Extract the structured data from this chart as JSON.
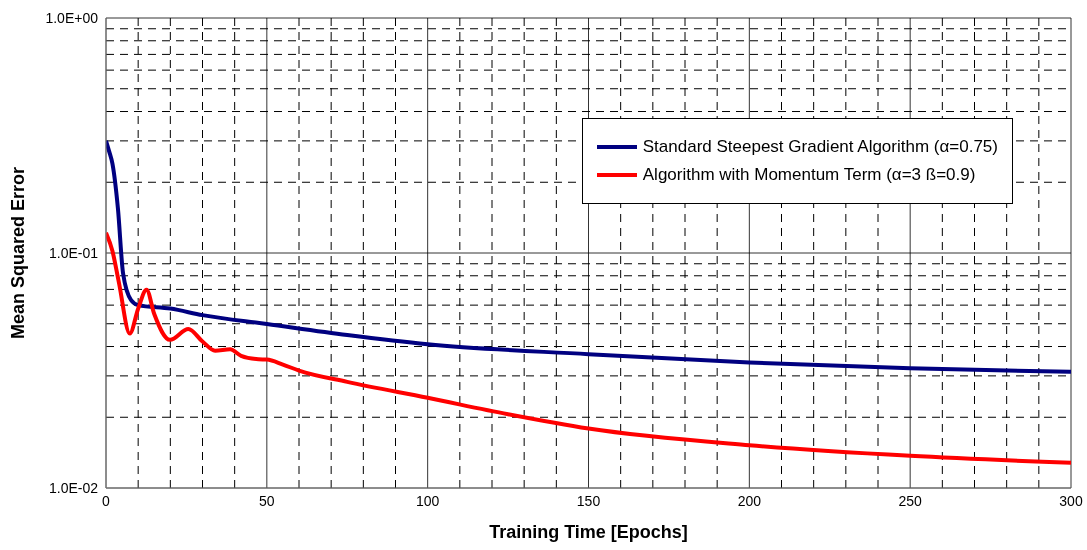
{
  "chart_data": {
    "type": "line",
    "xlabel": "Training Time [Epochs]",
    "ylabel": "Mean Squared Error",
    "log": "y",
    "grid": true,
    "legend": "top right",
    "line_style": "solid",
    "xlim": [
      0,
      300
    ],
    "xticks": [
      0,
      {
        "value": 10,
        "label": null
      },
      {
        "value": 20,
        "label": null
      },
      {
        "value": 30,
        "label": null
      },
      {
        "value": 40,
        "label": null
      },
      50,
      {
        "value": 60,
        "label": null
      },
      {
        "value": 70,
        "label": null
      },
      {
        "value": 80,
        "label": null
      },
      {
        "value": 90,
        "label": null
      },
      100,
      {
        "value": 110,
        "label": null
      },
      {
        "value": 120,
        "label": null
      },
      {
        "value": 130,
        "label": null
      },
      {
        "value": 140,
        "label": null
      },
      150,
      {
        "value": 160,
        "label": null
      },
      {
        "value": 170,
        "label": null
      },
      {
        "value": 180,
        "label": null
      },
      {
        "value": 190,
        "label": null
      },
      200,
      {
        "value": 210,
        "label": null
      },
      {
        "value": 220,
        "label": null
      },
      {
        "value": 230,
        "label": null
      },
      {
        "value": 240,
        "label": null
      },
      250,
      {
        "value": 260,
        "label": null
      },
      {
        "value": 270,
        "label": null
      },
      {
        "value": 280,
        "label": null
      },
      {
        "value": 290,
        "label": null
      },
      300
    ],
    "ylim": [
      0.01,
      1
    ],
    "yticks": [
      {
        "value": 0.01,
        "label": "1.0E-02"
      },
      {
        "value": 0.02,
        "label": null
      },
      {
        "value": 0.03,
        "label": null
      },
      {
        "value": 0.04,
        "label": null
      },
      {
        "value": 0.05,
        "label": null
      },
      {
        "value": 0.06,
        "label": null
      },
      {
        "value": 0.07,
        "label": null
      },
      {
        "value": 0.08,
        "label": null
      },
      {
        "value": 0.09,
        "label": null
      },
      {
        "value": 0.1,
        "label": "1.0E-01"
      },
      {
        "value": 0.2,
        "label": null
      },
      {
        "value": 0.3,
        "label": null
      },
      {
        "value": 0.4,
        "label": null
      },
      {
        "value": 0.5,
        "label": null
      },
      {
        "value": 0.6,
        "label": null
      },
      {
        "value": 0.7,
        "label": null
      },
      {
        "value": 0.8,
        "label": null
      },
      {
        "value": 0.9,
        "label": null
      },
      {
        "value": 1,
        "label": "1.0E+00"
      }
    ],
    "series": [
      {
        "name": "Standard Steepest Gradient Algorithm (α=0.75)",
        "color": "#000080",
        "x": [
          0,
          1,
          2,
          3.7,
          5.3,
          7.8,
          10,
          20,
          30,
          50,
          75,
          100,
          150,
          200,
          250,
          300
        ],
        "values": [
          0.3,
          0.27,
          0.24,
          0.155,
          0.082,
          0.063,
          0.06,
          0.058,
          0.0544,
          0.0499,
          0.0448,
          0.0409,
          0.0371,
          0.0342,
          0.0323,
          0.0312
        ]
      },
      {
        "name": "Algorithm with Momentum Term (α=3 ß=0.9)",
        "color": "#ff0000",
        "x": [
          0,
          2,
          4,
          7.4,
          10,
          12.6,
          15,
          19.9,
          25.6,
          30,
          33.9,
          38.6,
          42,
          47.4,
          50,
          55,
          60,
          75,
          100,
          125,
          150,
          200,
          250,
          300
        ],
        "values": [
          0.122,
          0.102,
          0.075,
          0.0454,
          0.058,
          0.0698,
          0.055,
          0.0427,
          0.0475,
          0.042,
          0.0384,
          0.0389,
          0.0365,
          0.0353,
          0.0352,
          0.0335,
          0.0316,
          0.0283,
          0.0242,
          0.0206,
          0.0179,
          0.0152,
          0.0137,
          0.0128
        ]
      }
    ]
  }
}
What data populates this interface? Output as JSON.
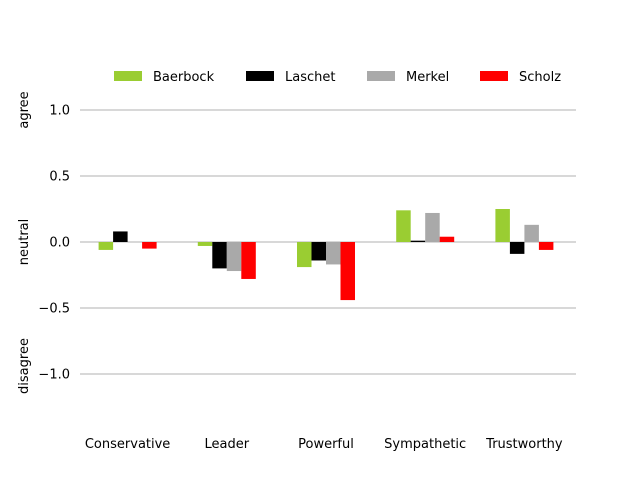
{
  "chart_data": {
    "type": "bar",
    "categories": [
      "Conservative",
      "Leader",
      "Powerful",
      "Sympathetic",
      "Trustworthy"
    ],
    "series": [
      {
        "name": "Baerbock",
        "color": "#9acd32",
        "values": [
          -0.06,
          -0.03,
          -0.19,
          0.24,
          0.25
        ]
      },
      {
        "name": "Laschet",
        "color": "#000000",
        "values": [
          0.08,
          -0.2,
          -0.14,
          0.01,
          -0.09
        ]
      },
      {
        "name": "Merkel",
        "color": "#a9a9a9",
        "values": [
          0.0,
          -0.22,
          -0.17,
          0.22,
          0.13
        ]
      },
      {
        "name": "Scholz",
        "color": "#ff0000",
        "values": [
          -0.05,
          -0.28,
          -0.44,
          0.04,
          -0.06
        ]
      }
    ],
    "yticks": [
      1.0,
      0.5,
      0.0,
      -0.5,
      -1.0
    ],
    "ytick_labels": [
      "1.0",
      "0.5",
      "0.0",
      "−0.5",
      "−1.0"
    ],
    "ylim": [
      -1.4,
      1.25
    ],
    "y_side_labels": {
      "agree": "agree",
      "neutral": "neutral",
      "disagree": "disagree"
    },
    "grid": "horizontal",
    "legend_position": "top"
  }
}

*REQUIREMENTS*:
Copy whichever lines in the listing above contain the word "name".

*OUTPUT FOR THIS EXERCISE*:
        "name": "Standard Steepest Gradient Algorithm (α=0.75)",
        "name": "Algorithm with Momentum Term (α=3 ß=0.9)",
        "name": "Baerbock",
        "name": "Laschet",
        "name": "Merkel",
        "name": "Scholz",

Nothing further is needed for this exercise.